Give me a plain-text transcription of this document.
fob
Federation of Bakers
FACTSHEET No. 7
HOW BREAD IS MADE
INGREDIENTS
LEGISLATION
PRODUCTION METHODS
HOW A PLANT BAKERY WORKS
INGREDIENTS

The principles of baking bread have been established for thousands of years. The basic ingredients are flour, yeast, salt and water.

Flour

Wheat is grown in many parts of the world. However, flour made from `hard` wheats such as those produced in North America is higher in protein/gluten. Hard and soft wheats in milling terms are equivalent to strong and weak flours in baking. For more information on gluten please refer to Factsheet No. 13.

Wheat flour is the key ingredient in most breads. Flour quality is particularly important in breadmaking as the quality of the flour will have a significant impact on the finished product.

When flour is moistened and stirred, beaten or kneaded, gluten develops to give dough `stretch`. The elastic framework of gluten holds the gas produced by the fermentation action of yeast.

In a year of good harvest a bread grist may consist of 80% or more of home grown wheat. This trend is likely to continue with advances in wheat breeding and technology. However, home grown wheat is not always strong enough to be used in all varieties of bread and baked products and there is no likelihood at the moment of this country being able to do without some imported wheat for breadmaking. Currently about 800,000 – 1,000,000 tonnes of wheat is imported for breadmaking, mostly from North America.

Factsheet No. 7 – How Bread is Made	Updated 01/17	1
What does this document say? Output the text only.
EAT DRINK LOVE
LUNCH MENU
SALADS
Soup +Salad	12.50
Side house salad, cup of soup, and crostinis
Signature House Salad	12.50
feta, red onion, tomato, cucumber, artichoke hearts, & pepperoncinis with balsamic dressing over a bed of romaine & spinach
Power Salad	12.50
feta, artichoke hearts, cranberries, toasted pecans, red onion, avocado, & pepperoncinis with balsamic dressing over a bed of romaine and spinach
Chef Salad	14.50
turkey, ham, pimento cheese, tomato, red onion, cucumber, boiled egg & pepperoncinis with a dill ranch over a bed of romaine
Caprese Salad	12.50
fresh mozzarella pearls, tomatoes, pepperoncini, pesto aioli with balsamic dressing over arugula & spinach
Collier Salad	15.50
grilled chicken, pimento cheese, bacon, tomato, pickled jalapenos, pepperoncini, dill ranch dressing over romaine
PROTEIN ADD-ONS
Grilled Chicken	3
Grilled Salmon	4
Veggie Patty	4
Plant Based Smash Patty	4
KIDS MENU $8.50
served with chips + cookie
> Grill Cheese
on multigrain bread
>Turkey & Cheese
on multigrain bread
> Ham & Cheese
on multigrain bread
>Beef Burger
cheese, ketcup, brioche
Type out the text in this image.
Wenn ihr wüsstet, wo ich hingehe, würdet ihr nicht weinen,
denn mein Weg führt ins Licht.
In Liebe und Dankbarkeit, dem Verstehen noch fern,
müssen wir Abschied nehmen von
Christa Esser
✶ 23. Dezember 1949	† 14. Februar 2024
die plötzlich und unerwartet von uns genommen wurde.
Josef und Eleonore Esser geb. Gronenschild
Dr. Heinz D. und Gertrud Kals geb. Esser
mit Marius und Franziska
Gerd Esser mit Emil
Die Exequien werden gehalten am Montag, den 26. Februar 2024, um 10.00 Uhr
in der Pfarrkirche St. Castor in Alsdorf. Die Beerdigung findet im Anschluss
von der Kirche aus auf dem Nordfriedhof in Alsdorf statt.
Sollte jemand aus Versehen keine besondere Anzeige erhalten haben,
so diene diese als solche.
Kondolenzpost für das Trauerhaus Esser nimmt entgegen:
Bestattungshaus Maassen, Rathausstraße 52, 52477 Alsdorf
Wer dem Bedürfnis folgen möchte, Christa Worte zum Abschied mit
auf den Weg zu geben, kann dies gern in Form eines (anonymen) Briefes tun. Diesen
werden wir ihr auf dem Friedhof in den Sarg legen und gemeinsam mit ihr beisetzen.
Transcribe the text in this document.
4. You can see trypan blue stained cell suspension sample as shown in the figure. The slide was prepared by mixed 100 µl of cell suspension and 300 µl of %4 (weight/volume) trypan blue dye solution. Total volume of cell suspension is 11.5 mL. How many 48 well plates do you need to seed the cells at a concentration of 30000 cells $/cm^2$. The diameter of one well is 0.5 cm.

____

What is required
Quote every line from the line containing "Transcribe the text in this document." through the closing line of the listing, including both.

Solution for this problem
Transcribe the text in this document.
4. You can see trypan blue stained cell suspension sample as shown in the figure. The slide was prepared by mixed 100 µl of cell suspension and 300 µl of %4 (weight/volume) trypan blue dye solution. Total volume of cell suspension is 11.5 mL. How many 48 well plates do you need to seed the cells at a concentration of 30000 cells $/cm^2$. The diameter of one well is 0.5 cm.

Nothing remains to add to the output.